[Start RECORDS FOR THE TASK]

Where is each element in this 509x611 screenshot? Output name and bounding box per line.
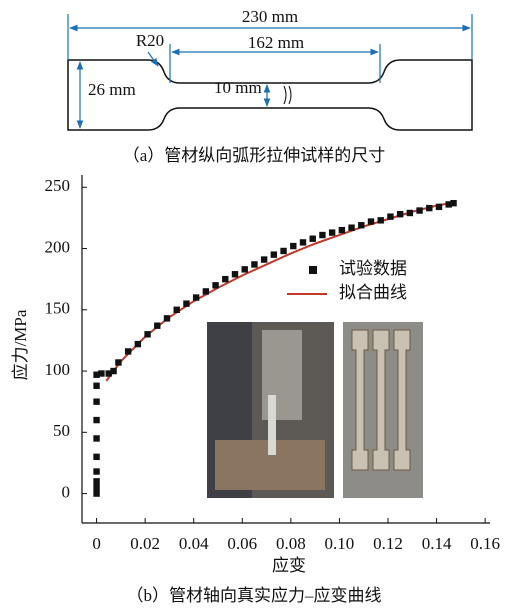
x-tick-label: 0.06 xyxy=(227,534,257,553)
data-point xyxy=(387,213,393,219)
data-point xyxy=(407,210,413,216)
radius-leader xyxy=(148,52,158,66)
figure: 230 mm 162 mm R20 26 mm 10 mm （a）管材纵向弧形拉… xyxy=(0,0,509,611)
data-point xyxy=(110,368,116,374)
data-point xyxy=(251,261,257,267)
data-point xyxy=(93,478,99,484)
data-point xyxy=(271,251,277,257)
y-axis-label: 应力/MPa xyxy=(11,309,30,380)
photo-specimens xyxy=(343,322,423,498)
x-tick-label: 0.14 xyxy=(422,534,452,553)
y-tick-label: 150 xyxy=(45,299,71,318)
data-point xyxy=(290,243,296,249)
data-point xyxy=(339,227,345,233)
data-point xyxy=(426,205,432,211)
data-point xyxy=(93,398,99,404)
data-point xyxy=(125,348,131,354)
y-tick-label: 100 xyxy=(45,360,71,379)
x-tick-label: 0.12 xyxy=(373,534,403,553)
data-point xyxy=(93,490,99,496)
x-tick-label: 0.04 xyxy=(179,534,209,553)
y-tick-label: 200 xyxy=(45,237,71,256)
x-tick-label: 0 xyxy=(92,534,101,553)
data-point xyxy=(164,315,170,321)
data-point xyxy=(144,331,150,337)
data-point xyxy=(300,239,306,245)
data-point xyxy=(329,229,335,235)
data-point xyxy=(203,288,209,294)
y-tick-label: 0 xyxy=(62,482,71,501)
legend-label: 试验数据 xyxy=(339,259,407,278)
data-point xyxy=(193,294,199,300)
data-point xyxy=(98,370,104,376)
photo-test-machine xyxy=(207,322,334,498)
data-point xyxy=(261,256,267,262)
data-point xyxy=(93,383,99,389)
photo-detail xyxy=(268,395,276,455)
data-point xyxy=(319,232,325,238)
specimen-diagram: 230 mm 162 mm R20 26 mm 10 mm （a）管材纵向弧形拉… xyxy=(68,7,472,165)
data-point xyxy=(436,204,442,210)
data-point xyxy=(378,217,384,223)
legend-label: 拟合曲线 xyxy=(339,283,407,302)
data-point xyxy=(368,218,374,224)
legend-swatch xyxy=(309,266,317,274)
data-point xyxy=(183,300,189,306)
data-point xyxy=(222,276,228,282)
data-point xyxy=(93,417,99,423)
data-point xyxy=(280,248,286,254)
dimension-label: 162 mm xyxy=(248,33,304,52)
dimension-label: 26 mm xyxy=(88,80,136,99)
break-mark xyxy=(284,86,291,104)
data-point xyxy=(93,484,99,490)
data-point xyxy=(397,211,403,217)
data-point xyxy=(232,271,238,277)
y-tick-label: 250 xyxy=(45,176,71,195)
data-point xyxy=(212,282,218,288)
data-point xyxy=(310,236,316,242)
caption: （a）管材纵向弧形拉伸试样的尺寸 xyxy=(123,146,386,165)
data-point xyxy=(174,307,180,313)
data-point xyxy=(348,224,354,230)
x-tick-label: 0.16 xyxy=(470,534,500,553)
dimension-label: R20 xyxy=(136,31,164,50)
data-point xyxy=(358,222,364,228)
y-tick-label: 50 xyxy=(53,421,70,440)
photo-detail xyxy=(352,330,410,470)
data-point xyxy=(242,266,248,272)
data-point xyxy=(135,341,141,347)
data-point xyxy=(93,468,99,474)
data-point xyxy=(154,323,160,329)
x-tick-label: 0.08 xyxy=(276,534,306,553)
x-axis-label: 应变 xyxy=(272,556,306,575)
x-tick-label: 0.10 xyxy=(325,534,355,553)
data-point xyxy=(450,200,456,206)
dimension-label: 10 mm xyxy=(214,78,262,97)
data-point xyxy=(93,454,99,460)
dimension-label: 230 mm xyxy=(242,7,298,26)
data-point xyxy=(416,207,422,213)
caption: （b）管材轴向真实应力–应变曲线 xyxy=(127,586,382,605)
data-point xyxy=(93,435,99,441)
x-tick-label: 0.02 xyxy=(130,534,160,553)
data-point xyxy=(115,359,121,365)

[End RECORDS FOR THE TASK]

Copy the material above word for word, line by line, and leave out the picture.

COMPLETE RESPONSE
Where is each element in this 509x611 screenshot? Output name and bounding box per line.
x-tick-label: 0.06 xyxy=(227,534,257,553)
data-point xyxy=(387,213,393,219)
data-point xyxy=(407,210,413,216)
radius-leader xyxy=(148,52,158,66)
figure: 230 mm 162 mm R20 26 mm 10 mm （a）管材纵向弧形拉… xyxy=(0,0,509,611)
data-point xyxy=(110,368,116,374)
data-point xyxy=(251,261,257,267)
data-point xyxy=(93,478,99,484)
data-point xyxy=(271,251,277,257)
y-axis-label: 应力/MPa xyxy=(11,309,30,380)
photo-specimens xyxy=(343,322,423,498)
x-tick-label: 0.14 xyxy=(422,534,452,553)
y-tick-label: 150 xyxy=(45,299,71,318)
data-point xyxy=(290,243,296,249)
data-point xyxy=(339,227,345,233)
data-point xyxy=(426,205,432,211)
data-point xyxy=(93,398,99,404)
data-point xyxy=(125,348,131,354)
y-tick-label: 100 xyxy=(45,360,71,379)
x-tick-label: 0.12 xyxy=(373,534,403,553)
data-point xyxy=(93,490,99,496)
x-tick-label: 0.04 xyxy=(179,534,209,553)
y-tick-label: 200 xyxy=(45,237,71,256)
x-tick-label: 0 xyxy=(92,534,101,553)
data-point xyxy=(164,315,170,321)
data-point xyxy=(144,331,150,337)
data-point xyxy=(300,239,306,245)
data-point xyxy=(329,229,335,235)
data-point xyxy=(203,288,209,294)
y-tick-label: 0 xyxy=(62,482,71,501)
legend-label: 试验数据 xyxy=(339,259,407,278)
data-point xyxy=(193,294,199,300)
data-point xyxy=(98,370,104,376)
photo-test-machine xyxy=(207,322,334,498)
data-point xyxy=(261,256,267,262)
data-point xyxy=(93,383,99,389)
photo-detail xyxy=(268,395,276,455)
data-point xyxy=(319,232,325,238)
specimen-diagram: 230 mm 162 mm R20 26 mm 10 mm （a）管材纵向弧形拉… xyxy=(68,7,472,165)
data-point xyxy=(436,204,442,210)
data-point xyxy=(378,217,384,223)
legend-label: 拟合曲线 xyxy=(339,283,407,302)
data-point xyxy=(368,218,374,224)
legend-swatch xyxy=(309,266,317,274)
data-point xyxy=(183,300,189,306)
data-point xyxy=(222,276,228,282)
data-point xyxy=(93,417,99,423)
data-point xyxy=(280,248,286,254)
dimension-label: 162 mm xyxy=(248,33,304,52)
dimension-label: 26 mm xyxy=(88,80,136,99)
break-mark xyxy=(284,86,291,104)
data-point xyxy=(93,484,99,490)
data-point xyxy=(397,211,403,217)
data-point xyxy=(232,271,238,277)
y-tick-label: 250 xyxy=(45,176,71,195)
data-point xyxy=(212,282,218,288)
data-point xyxy=(310,236,316,242)
caption: （a）管材纵向弧形拉伸试样的尺寸 xyxy=(123,146,386,165)
data-point xyxy=(174,307,180,313)
data-point xyxy=(348,224,354,230)
x-tick-label: 0.16 xyxy=(470,534,500,553)
dimension-label: R20 xyxy=(136,31,164,50)
data-point xyxy=(358,222,364,228)
y-tick-label: 50 xyxy=(53,421,70,440)
photo-detail xyxy=(352,330,410,470)
data-point xyxy=(242,266,248,272)
data-point xyxy=(135,341,141,347)
data-point xyxy=(93,468,99,474)
data-point xyxy=(154,323,160,329)
x-tick-label: 0.08 xyxy=(276,534,306,553)
x-axis-label: 应变 xyxy=(272,556,306,575)
x-tick-label: 0.10 xyxy=(325,534,355,553)
data-point xyxy=(450,200,456,206)
dimension-label: 10 mm xyxy=(214,78,262,97)
data-point xyxy=(93,454,99,460)
dimension-label: 230 mm xyxy=(242,7,298,26)
data-point xyxy=(416,207,422,213)
caption: （b）管材轴向真实应力–应变曲线 xyxy=(127,586,382,605)
data-point xyxy=(93,435,99,441)
x-tick-label: 0.02 xyxy=(130,534,160,553)
data-point xyxy=(115,359,121,365)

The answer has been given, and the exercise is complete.